Annotated element listings

# # # # #

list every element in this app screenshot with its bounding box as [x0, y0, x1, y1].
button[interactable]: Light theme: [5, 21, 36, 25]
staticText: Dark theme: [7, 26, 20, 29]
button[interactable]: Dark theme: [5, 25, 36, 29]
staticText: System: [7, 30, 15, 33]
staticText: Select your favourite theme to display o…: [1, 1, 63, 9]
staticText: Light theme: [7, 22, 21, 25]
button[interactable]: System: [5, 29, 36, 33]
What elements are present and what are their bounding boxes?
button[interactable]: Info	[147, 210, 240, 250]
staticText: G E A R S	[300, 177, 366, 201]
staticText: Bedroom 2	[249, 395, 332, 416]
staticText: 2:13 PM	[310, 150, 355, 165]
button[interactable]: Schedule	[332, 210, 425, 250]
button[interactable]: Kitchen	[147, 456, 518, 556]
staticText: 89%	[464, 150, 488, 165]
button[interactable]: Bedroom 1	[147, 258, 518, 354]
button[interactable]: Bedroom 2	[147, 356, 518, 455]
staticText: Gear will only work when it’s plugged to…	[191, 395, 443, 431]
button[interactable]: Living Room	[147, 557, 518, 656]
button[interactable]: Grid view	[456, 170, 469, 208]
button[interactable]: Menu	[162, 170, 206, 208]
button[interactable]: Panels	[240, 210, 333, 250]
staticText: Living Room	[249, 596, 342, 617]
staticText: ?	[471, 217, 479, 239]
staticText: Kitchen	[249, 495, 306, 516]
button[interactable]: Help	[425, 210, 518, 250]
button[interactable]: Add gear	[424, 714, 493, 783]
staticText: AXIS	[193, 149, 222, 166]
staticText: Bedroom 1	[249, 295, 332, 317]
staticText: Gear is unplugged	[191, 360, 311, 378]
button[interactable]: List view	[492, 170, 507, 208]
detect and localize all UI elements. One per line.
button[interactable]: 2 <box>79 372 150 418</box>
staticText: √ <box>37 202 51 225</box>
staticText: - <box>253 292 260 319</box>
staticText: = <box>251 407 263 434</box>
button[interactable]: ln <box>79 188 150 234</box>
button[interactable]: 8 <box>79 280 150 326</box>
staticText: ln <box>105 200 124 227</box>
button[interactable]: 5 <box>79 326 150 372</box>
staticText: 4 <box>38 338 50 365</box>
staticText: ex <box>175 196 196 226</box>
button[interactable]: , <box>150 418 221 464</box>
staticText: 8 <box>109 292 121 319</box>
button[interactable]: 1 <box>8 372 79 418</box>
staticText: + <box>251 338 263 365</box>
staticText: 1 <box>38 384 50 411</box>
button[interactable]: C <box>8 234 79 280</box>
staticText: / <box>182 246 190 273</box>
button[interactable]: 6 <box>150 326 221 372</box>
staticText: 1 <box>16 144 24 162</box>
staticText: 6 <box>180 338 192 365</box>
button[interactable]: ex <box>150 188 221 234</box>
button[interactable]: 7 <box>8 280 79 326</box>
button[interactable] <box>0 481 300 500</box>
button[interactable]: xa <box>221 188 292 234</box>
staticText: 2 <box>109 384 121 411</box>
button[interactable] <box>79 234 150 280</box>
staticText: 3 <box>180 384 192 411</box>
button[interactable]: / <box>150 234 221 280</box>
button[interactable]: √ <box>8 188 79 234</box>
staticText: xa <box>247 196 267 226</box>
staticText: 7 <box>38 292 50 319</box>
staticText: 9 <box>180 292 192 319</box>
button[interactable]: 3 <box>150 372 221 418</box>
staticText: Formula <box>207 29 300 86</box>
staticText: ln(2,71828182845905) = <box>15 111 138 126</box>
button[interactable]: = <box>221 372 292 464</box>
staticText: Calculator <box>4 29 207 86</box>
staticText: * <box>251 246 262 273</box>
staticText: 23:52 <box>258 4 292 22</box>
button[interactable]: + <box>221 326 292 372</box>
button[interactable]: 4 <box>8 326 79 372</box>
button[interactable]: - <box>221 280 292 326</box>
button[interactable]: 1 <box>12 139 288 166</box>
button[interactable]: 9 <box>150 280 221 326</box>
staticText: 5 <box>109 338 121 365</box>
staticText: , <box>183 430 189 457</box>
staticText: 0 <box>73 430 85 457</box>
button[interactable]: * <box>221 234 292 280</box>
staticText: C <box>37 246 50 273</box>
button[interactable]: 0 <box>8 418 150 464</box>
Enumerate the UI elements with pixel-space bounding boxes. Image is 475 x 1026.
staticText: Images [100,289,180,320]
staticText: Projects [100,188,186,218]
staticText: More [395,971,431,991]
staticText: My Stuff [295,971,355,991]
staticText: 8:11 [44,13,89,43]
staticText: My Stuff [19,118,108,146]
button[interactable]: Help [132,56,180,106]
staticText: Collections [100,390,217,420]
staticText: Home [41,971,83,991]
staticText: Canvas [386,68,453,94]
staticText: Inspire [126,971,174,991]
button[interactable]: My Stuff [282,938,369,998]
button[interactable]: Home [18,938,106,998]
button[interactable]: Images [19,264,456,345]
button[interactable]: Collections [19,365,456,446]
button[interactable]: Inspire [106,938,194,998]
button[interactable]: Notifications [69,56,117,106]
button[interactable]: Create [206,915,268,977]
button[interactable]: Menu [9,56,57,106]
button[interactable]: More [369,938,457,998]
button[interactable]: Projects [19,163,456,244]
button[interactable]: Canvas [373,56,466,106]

# # # # #

**WHAT YOU SHOULD DO:**
Locate each line in the listing above that contains the string "elements" and copy those lines out.

**THE OUTPUT:**
What elements are present and what are their bounding boxes?
detect and localize all UI elements. One per line.
Enumerate the UI elements with pixel-space bounding boxes. Image is 475 x 1026.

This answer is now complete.